**SELECTED PASSAGE:**
※ ※ ※

Median (mean) follow-up time for the cohort was 1.9 (2.2) y for CVD hospitalisation and 2.2 (2.8) y for mortality; over this time, 7,855 incident hospital admissions with a primary diagnosis of CVD and 2,304 deaths occurred. The age-standardised incidences of all-cause mortality and of hospitalisation for ischaemic heart disease, heart failure, peripheral vascular disease, “other” CVD, and all CVD combined generally increased with increasing severity of erectile dysfunction and generally were higher for men with prior CVD at baseline, compared to men without prior CVD (Figure 1).

※ ※ ※

**Collected data:**
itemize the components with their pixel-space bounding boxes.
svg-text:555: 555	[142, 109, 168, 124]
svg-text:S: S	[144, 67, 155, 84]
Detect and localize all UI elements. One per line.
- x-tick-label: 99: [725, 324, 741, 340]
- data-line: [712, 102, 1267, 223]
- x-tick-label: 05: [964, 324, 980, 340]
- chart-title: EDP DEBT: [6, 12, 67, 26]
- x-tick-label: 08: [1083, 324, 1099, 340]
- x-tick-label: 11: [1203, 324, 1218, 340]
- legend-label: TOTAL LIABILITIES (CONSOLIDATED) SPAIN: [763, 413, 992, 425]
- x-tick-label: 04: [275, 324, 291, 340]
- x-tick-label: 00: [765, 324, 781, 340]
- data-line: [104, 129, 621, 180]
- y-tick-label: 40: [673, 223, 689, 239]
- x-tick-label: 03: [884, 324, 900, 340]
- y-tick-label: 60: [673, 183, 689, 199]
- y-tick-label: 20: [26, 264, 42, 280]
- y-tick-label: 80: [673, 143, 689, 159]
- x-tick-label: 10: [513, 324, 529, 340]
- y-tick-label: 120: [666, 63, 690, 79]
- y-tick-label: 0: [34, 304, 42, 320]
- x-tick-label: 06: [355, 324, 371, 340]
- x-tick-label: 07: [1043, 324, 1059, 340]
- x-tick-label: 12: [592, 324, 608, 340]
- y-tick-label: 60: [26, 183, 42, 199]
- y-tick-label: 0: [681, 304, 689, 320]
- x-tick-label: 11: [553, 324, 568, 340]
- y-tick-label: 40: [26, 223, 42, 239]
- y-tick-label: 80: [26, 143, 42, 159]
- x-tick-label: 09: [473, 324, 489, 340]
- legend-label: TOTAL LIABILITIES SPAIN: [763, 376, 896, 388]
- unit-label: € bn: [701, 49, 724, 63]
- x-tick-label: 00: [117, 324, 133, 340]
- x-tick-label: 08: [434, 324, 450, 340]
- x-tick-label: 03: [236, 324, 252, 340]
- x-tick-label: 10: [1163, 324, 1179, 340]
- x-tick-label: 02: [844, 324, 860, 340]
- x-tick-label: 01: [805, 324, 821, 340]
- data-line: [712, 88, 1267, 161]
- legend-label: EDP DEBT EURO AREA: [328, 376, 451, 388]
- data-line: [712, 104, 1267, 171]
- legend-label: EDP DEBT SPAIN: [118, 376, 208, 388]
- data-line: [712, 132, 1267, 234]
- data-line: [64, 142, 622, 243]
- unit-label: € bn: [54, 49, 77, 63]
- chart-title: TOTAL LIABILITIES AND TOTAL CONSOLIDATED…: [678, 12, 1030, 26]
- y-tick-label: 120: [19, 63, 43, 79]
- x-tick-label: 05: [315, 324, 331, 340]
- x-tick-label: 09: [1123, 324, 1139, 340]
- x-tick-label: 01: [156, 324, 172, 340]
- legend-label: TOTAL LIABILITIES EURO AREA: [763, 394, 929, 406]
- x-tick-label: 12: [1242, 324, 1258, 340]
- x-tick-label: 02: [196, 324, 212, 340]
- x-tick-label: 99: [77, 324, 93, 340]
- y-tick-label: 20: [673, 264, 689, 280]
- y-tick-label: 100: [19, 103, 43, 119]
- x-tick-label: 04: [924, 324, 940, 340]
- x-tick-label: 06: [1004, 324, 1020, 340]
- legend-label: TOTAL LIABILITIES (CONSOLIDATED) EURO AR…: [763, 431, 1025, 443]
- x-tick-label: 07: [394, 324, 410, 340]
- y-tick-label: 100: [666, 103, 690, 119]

※ ※ ※

**WORK INSTRUCTION 1:**
In the passage on erectile dysfunction and cardiovascular outcomes, rewrite the stretch from "Median (mean) follow-up" through "CVD (Figure 1).", changing "cohort" to "study population".
**WORK INSTRUCTION 2:**
According to the passage on erectile dysfunction and cardiovascular outcomes, how many deaths occurred during follow-up?
**WORK INSTRUCTION 3:**
Continue the passage on erectile dysfunction and cardiovascular outcomes from where it stops.

**RESPONSE 1:**
Median (mean) follow-up time for the study population was 1.9 (2.2) y for CVD hospitalisation and 2.2 (2.8) y for mortality; over this time, 7,855 incident hospital admissions with a primary diagnosis of CVD and 2,304 deaths occurred. The age-standardised incidences of all-cause mortality and of hospitalisation for ischaemic heart disease, heart failure, peripheral vascular disease, “other” CVD, and all CVD combined generally increased with increasing severity of erectile dysfunction and generally were higher for men with prior CVD at baseline, compared to men without prior CVD (Figure 1).

**RESPONSE 2:**
2,304 deaths occurred.

**RESPONSE 3:**
The adjusted RRs of ischaemic heart disease, heart failure, stroke, peripheral vascular disease, “other” CVD, and all CVD combined increased significantly with increasing severity of baseline erectile dysfunction, in men with and without a past history of CVD (Figure 2; p[trend]<0.001 for all comparisons, except stroke and other CVD in men without previous CVD, where p[trend] = 0.008 and 0.04, respectively). These RRs varied according to the type of CVD outcome examined, with greater RRs for heart failure than for other grouped CVD outcomes (Figure 2). The relationship of severity of erectile dysfunction to CVD outcomes did not vary significantly according to history of CVD prior to baseline (p[interaction] for all strata >0.05, except for stroke, where p[interaction] = 0.02). Men with severe erectile dysfunction had approximately a doubling in the risk of death during follow-up compared to men without erectile dysfunction (Figure 2), regardless of past CVD history. The relation of erectile dysfunction to subsequent CVD events did not vary materially according to duration of follow-up (i.e., <2 y versus ≥2 y; Table S3).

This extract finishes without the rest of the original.